> [Task to carry out]:
Go through the lines below. Copy those with "Bowl".
*** Exercise data
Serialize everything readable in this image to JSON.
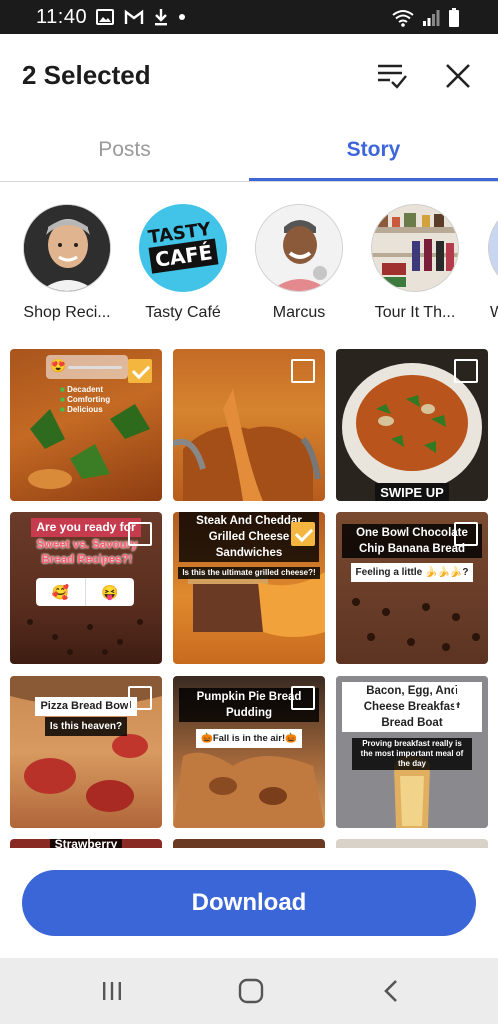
{
  "status_bar": {
    "time": "11:40",
    "left_icons": [
      "image-icon",
      "gmail-icon",
      "download-icon",
      "dot-icon"
    ],
    "right_icons": [
      "wifi-icon",
      "signal-icon",
      "battery-icon"
    ]
  },
  "header": {
    "title": "2 Selected",
    "select_all_icon": "select-all-icon",
    "close_icon": "close-icon"
  },
  "tabs": [
    {
      "label": "Posts",
      "active": false
    },
    {
      "label": "Story",
      "active": true
    }
  ],
  "creators": [
    {
      "name": "Shop Reci..."
    },
    {
      "name": "Tasty Café",
      "logo_line1": "TASTY",
      "logo_line2": "CAFÉ"
    },
    {
      "name": "Marcus"
    },
    {
      "name": "Tour It Th..."
    },
    {
      "name": "W"
    }
  ],
  "grid": {
    "tiles": [
      {
        "selected": true,
        "lines": [
          "Decadent",
          "Comforting",
          "Delicious"
        ],
        "sticker": "😍"
      },
      {
        "selected": false
      },
      {
        "selected": false,
        "caption": "SWIPE UP"
      },
      {
        "selected": false,
        "caption_top": "Are you ready for",
        "caption_main": "Sweet vs. Savoury Bread Recipes?!",
        "poll": [
          "🥰",
          "😝"
        ]
      },
      {
        "selected": true,
        "caption_main": "Steak And Cheddar Grilled Cheese Sandwiches",
        "caption_small": "Is this the ultimate grilled cheese?!"
      },
      {
        "selected": false,
        "caption_main": "One Bowl Chocolate Chip Banana Bread",
        "caption_sub": "Feeling a little 🍌🍌🍌?"
      },
      {
        "selected": false,
        "caption_main": "Pizza Bread Bowl",
        "caption_sub": "Is this heaven?"
      },
      {
        "selected": false,
        "caption_main": "Pumpkin Pie Bread Pudding",
        "caption_sub": "🎃Fall is in the air!🎃"
      },
      {
        "selected": false,
        "caption_main": "Bacon, Egg, And Cheese Breakfast Bread Boat",
        "caption_small": "Proving breakfast really is the most important meal of the day"
      },
      {
        "selected": false,
        "caption": "Strawberry"
      },
      {
        "selected": false
      },
      {
        "selected": false
      }
    ]
  },
  "download_label": "Download",
  "nav": {
    "recent_icon": "recent-apps-icon",
    "home_icon": "home-icon",
    "back_icon": "back-icon"
  },
  "colors": {
    "accent": "#3b66d8",
    "checkbox_selected": "#f4b63f",
    "status_bar": "#1b1b1b"
  }
}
******
> [Reply to the exercise]:
        "caption_main": "One Bowl Chocolate Chip Banana Bread",
        "caption_main": "Pizza Bread Bowl",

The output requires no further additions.